Passage given:
I have a 220v 1.5K Longwang VFD and 1.5K 65 mm spindle. I’ve just ordered the 80 mm Z20 slider from 1F and am getting a sleeve printed so I can continue using the 65mm spindle. However, I’d like to upgrade to an 80mm spindle with an ER20 collet.
Will my 7.5 amp 1.5k VFD drive an 8 amp 2.2k spindle
It’ll work until your spindle needs more than 2HP, then it will overload and ruin your carve. Upsize the VFD when you get a larger spindle.
Hey Brian,
yes, but the maximum current flowing through the spindle will be less than what the spindle can take, and provide less maximum power than the spindle is rated, but I assume you intend to put up with that. The rated spindle current (in Ampères) is the most important setting in a VFD. If you have a VFD for 1.5 kW motor, you would probably set the rated motor current to the maximum that the VFD will allow which will probably be less than the rated current of the 2.2 kW spindle. The other way around is also possible, you can run a 1.5 kW spindle on a 2.2 kW VFD since the current is always limited by the VFD, because the rated motor current setting is a mandatory setting that has to be set in every VFD anyway.

Parts of the exercise:
1. According to the forum thread about VFDs and spindles, what is the most important setting in a VFD?
2. Carry on the forum thread about VFDs and spindles from the point where it ends.
The data after this point is separate from the forum thread about VFDs and spindles.

Data supplied:
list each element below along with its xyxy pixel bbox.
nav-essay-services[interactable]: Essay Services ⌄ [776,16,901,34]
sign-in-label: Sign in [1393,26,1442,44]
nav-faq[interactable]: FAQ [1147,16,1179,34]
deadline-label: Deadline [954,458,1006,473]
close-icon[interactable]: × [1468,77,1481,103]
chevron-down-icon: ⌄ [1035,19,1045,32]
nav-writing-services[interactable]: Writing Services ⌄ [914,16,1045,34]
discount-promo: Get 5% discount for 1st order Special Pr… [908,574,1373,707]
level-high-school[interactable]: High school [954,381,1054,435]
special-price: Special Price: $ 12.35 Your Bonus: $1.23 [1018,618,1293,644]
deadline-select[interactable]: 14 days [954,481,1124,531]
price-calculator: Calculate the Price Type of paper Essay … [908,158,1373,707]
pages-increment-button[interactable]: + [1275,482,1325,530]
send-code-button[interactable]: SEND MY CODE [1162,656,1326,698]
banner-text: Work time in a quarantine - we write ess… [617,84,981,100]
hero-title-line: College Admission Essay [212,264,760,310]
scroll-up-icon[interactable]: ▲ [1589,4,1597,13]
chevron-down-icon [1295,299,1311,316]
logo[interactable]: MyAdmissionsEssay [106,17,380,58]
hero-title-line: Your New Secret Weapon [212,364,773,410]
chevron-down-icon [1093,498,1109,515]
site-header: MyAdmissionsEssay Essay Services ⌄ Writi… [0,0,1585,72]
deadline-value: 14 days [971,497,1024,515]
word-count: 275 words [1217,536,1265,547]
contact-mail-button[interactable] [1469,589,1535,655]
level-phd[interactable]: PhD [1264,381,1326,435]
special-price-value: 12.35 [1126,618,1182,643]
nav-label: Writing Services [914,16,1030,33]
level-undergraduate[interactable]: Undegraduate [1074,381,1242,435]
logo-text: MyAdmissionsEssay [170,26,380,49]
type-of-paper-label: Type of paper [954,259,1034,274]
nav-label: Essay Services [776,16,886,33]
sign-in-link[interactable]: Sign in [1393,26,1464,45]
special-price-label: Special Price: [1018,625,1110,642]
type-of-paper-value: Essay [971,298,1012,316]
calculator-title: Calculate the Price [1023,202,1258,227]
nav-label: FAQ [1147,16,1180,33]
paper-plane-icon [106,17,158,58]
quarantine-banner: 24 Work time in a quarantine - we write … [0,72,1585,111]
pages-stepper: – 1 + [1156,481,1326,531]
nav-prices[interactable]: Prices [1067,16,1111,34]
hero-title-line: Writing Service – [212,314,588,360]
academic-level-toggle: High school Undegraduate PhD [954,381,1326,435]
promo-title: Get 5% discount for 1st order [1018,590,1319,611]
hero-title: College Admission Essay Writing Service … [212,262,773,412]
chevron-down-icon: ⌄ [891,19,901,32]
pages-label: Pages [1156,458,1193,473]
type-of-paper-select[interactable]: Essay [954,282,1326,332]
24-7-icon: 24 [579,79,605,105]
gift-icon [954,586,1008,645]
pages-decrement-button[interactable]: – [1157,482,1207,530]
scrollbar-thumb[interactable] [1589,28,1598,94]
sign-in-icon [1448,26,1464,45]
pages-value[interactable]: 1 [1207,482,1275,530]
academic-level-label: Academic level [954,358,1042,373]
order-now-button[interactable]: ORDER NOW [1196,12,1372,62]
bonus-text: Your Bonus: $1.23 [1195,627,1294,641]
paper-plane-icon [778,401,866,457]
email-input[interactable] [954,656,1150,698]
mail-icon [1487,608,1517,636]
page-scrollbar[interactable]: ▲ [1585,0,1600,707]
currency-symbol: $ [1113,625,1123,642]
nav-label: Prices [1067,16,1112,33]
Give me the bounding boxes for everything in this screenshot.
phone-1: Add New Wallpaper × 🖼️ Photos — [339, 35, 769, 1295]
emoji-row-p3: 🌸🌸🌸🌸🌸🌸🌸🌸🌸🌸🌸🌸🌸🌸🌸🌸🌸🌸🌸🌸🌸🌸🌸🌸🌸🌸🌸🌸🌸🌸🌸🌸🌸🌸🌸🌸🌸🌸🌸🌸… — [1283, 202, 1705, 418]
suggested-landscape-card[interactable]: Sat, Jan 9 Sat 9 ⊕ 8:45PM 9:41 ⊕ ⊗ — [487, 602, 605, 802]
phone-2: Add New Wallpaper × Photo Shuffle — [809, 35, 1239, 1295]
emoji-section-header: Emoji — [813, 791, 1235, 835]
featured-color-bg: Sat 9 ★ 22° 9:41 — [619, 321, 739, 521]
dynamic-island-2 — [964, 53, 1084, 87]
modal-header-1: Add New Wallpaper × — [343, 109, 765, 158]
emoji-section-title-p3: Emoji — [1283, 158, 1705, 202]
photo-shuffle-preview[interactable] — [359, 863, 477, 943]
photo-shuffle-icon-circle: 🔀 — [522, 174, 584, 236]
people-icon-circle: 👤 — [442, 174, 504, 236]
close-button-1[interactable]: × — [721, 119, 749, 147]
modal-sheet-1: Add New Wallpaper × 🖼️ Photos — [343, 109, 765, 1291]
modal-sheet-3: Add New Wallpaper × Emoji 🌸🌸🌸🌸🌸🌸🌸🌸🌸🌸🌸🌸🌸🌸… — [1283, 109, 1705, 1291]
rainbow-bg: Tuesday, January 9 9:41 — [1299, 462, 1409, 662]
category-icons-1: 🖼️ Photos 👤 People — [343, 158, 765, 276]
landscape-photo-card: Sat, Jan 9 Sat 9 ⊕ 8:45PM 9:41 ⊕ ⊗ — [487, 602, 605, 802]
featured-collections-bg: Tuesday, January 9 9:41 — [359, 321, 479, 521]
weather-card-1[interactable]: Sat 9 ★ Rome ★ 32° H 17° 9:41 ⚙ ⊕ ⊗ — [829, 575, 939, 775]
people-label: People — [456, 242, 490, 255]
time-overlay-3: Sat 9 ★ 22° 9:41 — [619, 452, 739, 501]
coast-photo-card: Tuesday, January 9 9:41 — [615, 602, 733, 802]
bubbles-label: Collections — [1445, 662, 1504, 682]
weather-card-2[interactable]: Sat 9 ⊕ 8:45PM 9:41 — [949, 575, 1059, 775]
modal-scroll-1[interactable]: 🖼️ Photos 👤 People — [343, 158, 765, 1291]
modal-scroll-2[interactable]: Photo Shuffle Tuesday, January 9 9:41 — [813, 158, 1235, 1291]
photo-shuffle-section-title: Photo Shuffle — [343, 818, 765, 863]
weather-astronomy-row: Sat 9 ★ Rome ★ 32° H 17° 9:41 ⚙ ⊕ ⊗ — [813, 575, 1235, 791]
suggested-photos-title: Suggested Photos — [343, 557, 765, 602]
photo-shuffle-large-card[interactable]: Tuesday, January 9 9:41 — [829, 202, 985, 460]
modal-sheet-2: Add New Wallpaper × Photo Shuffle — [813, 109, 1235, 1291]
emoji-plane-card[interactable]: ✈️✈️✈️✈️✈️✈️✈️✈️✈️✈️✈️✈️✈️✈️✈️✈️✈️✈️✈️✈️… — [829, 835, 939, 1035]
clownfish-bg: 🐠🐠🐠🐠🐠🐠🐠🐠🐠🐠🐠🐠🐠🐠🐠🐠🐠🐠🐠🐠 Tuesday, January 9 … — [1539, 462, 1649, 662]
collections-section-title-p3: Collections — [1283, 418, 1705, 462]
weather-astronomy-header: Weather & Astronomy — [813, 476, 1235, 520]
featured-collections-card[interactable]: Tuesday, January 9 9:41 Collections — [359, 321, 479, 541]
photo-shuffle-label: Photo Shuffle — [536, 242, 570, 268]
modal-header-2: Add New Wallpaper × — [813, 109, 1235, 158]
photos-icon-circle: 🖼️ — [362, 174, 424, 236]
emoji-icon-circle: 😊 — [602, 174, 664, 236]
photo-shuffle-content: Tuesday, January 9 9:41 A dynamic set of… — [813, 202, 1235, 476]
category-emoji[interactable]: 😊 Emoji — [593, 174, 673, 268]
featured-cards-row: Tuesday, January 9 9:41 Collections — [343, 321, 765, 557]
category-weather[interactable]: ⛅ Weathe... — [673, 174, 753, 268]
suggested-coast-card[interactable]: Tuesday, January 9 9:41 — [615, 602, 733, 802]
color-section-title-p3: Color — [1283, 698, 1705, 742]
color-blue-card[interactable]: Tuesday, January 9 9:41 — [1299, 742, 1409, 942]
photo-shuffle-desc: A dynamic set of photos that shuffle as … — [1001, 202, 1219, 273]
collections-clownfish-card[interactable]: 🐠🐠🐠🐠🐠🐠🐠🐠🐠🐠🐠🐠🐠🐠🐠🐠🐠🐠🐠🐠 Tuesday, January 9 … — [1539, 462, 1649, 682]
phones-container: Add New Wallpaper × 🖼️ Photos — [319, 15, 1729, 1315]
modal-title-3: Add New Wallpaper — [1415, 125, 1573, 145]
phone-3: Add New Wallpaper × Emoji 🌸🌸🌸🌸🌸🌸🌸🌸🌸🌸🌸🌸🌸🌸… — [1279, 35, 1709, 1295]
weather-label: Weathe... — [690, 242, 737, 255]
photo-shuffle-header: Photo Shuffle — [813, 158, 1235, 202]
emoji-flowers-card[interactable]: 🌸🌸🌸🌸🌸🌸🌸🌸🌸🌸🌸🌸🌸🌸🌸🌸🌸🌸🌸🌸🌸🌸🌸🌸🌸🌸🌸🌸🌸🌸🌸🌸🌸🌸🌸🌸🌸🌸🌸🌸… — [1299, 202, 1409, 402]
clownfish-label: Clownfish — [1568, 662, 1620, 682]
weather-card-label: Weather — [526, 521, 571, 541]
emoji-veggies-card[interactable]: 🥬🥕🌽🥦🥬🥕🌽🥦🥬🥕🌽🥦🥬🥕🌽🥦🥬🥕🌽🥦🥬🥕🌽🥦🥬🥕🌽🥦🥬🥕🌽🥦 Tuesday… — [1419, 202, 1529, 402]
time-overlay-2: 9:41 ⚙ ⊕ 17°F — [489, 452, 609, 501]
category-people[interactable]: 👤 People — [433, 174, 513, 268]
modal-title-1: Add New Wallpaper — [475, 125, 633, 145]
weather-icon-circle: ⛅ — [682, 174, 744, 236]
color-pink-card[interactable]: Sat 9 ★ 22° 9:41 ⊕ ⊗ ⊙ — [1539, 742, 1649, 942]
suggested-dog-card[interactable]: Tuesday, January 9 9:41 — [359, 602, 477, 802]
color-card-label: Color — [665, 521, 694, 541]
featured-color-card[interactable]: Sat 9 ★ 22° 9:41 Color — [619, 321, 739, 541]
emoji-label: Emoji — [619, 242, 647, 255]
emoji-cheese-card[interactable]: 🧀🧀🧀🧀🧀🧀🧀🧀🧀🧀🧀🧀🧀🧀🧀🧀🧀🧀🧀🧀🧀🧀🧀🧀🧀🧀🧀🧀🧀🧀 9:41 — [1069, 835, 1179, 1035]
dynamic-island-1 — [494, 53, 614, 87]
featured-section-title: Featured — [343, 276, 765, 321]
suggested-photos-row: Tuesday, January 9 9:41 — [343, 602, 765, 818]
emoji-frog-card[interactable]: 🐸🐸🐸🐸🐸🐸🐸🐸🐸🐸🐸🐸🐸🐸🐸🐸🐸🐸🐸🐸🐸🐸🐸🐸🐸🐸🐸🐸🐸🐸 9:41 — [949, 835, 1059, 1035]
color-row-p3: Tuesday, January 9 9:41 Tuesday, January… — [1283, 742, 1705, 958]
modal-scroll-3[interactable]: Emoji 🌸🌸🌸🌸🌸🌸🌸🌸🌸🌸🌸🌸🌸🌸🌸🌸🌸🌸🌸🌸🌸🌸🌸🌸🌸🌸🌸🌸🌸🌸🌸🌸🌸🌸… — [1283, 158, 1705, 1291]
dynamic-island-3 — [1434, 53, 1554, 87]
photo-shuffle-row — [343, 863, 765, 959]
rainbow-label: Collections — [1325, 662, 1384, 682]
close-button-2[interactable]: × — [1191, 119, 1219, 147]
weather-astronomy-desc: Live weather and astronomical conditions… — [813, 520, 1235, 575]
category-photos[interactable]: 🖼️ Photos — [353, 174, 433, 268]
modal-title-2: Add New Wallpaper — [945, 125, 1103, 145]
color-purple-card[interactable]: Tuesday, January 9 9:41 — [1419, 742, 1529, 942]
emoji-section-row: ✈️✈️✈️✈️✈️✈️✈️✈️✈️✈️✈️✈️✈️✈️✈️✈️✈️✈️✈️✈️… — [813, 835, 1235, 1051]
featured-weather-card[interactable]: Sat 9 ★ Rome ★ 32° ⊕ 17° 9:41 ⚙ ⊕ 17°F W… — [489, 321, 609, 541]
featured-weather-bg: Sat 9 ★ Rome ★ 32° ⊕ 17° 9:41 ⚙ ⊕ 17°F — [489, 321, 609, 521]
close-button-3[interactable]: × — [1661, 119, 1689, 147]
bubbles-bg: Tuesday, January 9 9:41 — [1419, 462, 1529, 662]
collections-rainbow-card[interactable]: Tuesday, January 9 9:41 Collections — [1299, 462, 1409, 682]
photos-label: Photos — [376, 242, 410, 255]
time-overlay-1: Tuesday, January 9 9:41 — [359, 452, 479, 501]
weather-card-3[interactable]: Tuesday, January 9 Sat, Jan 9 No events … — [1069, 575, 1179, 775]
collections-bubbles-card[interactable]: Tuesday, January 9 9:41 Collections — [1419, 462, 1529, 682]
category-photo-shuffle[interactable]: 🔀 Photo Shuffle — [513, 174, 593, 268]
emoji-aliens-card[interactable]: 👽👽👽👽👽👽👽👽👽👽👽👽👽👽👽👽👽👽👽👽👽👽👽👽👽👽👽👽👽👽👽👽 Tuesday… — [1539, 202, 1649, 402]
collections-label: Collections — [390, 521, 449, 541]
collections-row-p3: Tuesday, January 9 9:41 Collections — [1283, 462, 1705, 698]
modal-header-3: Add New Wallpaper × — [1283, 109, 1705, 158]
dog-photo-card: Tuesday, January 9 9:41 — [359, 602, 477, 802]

Outputs in order:
1. The rated spindle current, in amperes.

2.
By the way, that is also a difference between using a spindle/VFD and using a hand trim router: If the latter gets overloaded, it will overheat and may burn your workshop down, while with the first, if it is exposed to a too high mechanical load (which will make it go beyond the motor current limit) the VFD will stop the spindle, send an alarm, and if your emergency stop circuit is wired correctly, will halt the g-code program running in the CNC controller.
Thanks Aiph (??). Here’s the info on the spindle I’m looking at:
And here’s the info on my current spindle and vfd. It seems that, other than size, the ratings are the same - esp. the 8 amp rating.
Hey Brian,
this looks like a Huanyang HY Series VFD. Unfortunately, it is not capable of Sensorless vector control (SVC) and I consider this to belong to “cheap chinese” VFDs, even if “Huanyang” seems to be a brand.
Regarding the general mandatory VFD settings, you have to set:
Specifally the number of magnetic poles (value to set PD143) is not mentioned in the image you posted above, and since it is “4” by default, your spindle would run at half the speed. On a spindle that runs with 24 000 rpm at 400 Hz, you know that it has two magnetic poles, not four.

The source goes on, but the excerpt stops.